> Stored records:
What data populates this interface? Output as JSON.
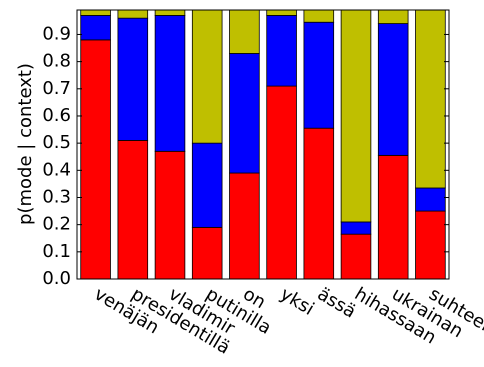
{
  "chart_data": {
    "type": "stacked-bar",
    "y_label": "p(mode | context)",
    "categories": [
      "venäjän",
      "presidentillä",
      "vladimir",
      "putinilla",
      "on",
      "yksi",
      "ässä",
      "hihassaan",
      "ukrainan",
      "suhteen"
    ],
    "series": [
      {
        "color": "#ff0000",
        "values": [
          0.88,
          0.51,
          0.47,
          0.19,
          0.39,
          0.71,
          0.555,
          0.165,
          0.455,
          0.25
        ]
      },
      {
        "color": "#0000ff",
        "values": [
          0.09,
          0.45,
          0.5,
          0.31,
          0.44,
          0.26,
          0.39,
          0.045,
          0.485,
          0.085
        ]
      },
      {
        "color": "#bfbf00",
        "values": [
          0.03,
          0.04,
          0.03,
          0.5,
          0.17,
          0.03,
          0.055,
          0.79,
          0.06,
          0.665
        ]
      }
    ],
    "ylim": [
      0,
      0.99
    ],
    "yticks": [
      {
        "value": 0,
        "label": "0.0"
      },
      0.1,
      0.2,
      0.3,
      0.4,
      0.5,
      0.6,
      0.7,
      0.8,
      0.9
    ]
  }
}
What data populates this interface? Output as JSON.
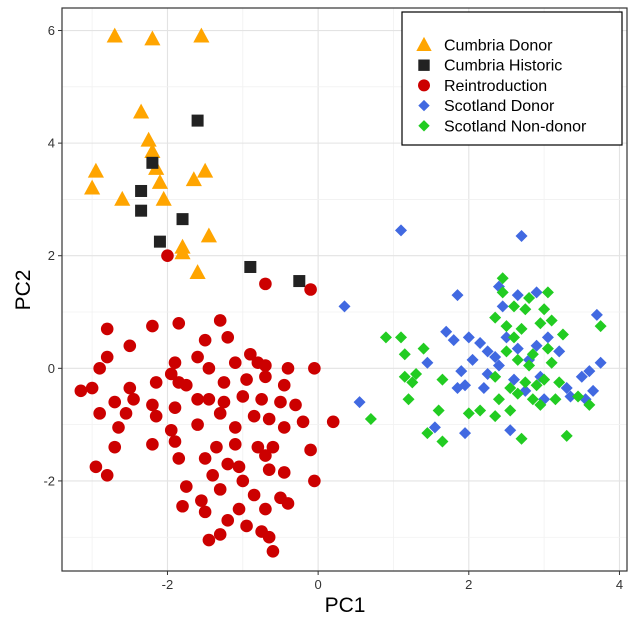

> The exercise: All the lines above are to be given again exactly as they read, with the pictures removed.

> The answer:
What data populates this interface? Output as JSON.
{
  "chart_data": {
    "type": "stacked-bar",
    "y_label": "p(mode | context)",
    "categories": [
      "venäjän",
      "presidentillä",
      "vladimir",
      "putinilla",
      "on",
      "yksi",
      "ässä",
      "hihassaan",
      "ukrainan",
      "suhteen"
    ],
    "series": [
      {
        "color": "#ff0000",
        "values": [
          0.88,
          0.51,
          0.47,
          0.19,
          0.39,
          0.71,
          0.555,
          0.165,
          0.455,
          0.25
        ]
      },
      {
        "color": "#0000ff",
        "values": [
          0.09,
          0.45,
          0.5,
          0.31,
          0.44,
          0.26,
          0.39,
          0.045,
          0.485,
          0.085
        ]
      },
      {
        "color": "#bfbf00",
        "values": [
          0.03,
          0.04,
          0.03,
          0.5,
          0.17,
          0.03,
          0.055,
          0.79,
          0.06,
          0.665
        ]
      }
    ],
    "ylim": [
      0,
      0.99
    ],
    "yticks": [
      {
        "value": 0,
        "label": "0.0"
      },
      0.1,
      0.2,
      0.3,
      0.4,
      0.5,
      0.6,
      0.7,
      0.8,
      0.9
    ]
  }
}
What data populates this interface? Output as JSON.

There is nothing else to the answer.